***** Source records *****

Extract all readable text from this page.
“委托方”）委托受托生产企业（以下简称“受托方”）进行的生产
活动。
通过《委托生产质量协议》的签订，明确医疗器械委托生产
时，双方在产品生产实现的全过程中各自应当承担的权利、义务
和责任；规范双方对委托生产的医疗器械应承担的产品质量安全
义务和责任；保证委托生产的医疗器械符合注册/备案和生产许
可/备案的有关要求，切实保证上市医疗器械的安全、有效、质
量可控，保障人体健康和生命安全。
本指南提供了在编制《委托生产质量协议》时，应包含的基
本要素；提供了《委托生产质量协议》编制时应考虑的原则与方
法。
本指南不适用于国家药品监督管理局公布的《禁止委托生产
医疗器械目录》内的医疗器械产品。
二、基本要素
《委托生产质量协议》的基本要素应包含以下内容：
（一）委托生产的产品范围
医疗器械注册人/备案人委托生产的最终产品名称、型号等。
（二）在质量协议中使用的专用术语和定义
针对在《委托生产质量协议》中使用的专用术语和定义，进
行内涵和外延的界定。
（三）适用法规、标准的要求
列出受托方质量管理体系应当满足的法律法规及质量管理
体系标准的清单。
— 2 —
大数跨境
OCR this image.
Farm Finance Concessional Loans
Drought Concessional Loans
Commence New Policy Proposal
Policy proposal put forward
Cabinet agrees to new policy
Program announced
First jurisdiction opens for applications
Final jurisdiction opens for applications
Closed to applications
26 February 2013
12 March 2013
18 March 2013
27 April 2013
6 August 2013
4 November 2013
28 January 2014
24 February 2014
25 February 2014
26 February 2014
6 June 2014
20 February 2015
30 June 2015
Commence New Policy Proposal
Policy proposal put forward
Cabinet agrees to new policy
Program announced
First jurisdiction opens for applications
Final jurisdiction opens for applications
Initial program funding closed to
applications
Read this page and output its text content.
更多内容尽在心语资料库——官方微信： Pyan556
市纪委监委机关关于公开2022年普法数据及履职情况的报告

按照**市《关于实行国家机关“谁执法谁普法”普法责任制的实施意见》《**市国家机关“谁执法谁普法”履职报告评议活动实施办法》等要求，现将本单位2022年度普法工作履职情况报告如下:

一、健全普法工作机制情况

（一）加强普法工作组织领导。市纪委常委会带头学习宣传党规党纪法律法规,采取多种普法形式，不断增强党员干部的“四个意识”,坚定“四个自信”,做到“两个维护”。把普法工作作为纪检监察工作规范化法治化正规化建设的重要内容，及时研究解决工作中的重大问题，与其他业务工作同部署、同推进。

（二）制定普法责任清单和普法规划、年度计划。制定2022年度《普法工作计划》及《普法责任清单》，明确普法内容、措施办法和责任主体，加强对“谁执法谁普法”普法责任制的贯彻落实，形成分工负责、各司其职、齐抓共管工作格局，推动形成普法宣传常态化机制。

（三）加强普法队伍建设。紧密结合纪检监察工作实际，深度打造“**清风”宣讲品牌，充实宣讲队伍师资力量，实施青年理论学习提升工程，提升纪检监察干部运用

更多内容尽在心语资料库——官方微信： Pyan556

*****

Reproduce each line from the records that contains the word "February".

Reply to the task:
26 February 2013
24 February 2014
25 February 2014
26 February 2014
20 February 2015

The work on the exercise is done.